Information Tiering or Storage Tiering?

Storage tiering is fast becoming a must-have feature in storage vendors today. 3Par (recently acquired by Dell) has its Dynamic Optimization and Adaptive Optimization for years. Compellent, too, has been touting their Data Progression technology for years as well. Both supports volume-based and sub-volume-based data movements between different disk profiles within the storage array.
Of the past 1 year or so, the big boys have realized that there is something going here and they have decided to jump in while the water's hot. EMC has FAST and FAST2 while IBM recently announced Easy Tier.
For the uninformed, storage tiering rely on different disk profiles within a storage array, where the mixture of speed and $/GB are the 2 key features that are used to determine where a data block will go. The fastest disk profile will hold the data blocks that are most frequently accessed while the least frequently access data blocks are moved to the slowest disk profile. Usually SSDs, Fibre Channel disks and SATA disks are provisioned to created 3 tiers of storage. Data access statistics gatherers will work with the storage policy engine to determine the dynamic movement of data blocks among these 3 storage tiers.
All these technologies basically rely on the statistics collected within the storage array disks during data block access and these statistics are likely based on simplistic mechanism of LILO (Last-In-Last-Out) concept, where the most frequently accessed data blocks are the mostly the blocks that will remain in the highest disk profile, for example SSD (Solid State Drives) disks. [NOTE: I am open for these companies to give me a lesson in their storage tiering technologies)
While this is fine and dandy, it is probably not the most intelligent way to accessing data. For example, data is being snapshot or backed up can be considered frequently accessed and therefore, could likely fall into the highest disk profile. Then this causes a situation that really does not match the value of the data or information with the disk profile.

### TO BE DONE
A - Summarize the passage on storage tiering in two sentences.
B - Using the passage on storage tiering, decide whether each statement agrees with it, answering yes or no and quoting the words that settle it: (i) IBM recently announced Easy Tier; (ii) the least frequently accessed data blocks are placed on the fastest disk profile; (iii) data that is being backed up could end up in the highest disk profile.
C - Answer these questions from the passage on storage tiering:
(i) What technology has Compellent been touting?
(ii) What are the 2 key features used to determine where a data block will go?
(iii) Which kinds of disks are usually provisioned to create 3 tiers of storage?
The lines in the block of data are separate from the passage on storage tiering.

### A block of data

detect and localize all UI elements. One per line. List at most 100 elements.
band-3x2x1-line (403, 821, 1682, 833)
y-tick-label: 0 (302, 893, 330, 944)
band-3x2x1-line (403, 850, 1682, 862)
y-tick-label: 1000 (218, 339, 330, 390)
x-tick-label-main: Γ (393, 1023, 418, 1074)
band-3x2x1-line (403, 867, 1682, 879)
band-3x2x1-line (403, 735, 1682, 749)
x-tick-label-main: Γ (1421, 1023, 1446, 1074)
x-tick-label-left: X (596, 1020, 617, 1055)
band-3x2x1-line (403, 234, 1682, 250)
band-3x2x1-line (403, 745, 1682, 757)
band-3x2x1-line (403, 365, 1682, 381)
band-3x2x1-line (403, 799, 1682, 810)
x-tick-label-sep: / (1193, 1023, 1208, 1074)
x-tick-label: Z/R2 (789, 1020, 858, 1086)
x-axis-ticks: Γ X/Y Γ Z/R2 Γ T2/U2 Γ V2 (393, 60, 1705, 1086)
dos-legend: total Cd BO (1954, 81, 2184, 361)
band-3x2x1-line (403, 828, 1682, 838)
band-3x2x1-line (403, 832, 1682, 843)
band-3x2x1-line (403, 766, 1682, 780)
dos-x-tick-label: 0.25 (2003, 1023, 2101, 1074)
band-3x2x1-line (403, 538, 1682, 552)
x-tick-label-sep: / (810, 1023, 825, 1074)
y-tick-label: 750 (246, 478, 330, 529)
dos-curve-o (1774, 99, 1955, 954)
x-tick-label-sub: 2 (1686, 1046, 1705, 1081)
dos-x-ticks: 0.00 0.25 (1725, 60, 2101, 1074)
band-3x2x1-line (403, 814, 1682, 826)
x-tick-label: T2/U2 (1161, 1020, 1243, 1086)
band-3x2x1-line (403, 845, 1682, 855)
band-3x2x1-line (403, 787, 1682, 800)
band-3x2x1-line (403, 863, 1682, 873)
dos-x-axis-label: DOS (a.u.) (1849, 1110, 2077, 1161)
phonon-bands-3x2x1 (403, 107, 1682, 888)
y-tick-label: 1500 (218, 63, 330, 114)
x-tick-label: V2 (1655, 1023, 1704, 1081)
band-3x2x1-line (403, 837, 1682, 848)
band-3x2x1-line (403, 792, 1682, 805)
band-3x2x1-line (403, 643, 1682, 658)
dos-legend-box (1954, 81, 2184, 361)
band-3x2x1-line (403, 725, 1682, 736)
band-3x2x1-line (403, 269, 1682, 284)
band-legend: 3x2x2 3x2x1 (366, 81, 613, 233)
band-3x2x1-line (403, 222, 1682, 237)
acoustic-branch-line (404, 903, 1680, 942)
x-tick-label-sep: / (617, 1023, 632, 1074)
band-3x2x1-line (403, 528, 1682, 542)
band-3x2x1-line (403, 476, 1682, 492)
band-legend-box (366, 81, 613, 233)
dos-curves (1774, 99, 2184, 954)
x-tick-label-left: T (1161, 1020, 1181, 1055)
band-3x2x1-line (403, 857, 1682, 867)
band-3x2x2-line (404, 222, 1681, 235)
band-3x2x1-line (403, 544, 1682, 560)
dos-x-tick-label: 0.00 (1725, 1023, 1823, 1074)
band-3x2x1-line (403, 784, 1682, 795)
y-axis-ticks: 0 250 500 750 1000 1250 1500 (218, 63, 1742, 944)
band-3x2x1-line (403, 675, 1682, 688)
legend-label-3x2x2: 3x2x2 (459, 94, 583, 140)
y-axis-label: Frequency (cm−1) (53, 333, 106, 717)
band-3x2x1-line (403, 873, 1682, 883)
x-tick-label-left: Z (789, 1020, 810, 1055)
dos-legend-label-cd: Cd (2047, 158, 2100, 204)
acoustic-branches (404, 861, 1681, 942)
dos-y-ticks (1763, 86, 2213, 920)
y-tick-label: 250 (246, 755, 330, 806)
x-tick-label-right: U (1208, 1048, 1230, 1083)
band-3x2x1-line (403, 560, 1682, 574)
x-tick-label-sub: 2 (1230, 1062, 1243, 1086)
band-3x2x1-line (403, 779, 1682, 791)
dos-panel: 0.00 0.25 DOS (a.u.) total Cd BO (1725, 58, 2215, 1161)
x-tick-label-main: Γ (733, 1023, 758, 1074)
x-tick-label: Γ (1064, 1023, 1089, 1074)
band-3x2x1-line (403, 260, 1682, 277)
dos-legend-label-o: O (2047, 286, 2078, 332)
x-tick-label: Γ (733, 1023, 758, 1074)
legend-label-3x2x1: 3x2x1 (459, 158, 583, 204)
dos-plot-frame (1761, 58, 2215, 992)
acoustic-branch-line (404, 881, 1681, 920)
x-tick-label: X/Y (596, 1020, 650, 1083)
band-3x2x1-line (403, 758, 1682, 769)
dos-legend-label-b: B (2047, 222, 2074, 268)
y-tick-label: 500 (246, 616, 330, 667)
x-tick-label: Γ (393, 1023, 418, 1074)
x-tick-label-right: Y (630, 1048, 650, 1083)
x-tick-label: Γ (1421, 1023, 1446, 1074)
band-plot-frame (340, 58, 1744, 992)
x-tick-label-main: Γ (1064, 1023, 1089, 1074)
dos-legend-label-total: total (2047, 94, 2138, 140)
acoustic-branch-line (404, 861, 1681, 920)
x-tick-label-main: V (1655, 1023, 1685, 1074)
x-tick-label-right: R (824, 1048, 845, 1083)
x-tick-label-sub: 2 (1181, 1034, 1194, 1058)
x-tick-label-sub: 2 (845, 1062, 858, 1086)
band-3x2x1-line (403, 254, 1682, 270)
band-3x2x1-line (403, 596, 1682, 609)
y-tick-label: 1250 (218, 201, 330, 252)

### SOLUTIONS TO THE PROBLEMS
A - Storage tiering, offered by vendors such as 3Par, Compellent, EMC and IBM, moves data blocks among disk profiles like SSDs, Fibre Channel disks and SATA disks, with the most frequently accessed blocks on the fastest profile and the least frequently accessed on the slowest. Because this relies on access statistics, it may not be the most intelligent approach, since data that is snapshot or backed up can count as frequently accessed and land on the highest disk profile regardless of its value.

B -
(i) Yes: "IBM recently announced Easy Tier"
(ii) No: "the least frequently access data blocks are moved to the slowest disk profile"
(iii) Yes: "data is being snapshot or backed up can be considered frequently accessed and therefore, could likely fall into the highest disk profile"

C -
(i) Data Progression
(ii) Speed and $/GB
(iii) SSDs, Fibre Channel disks and SATA disks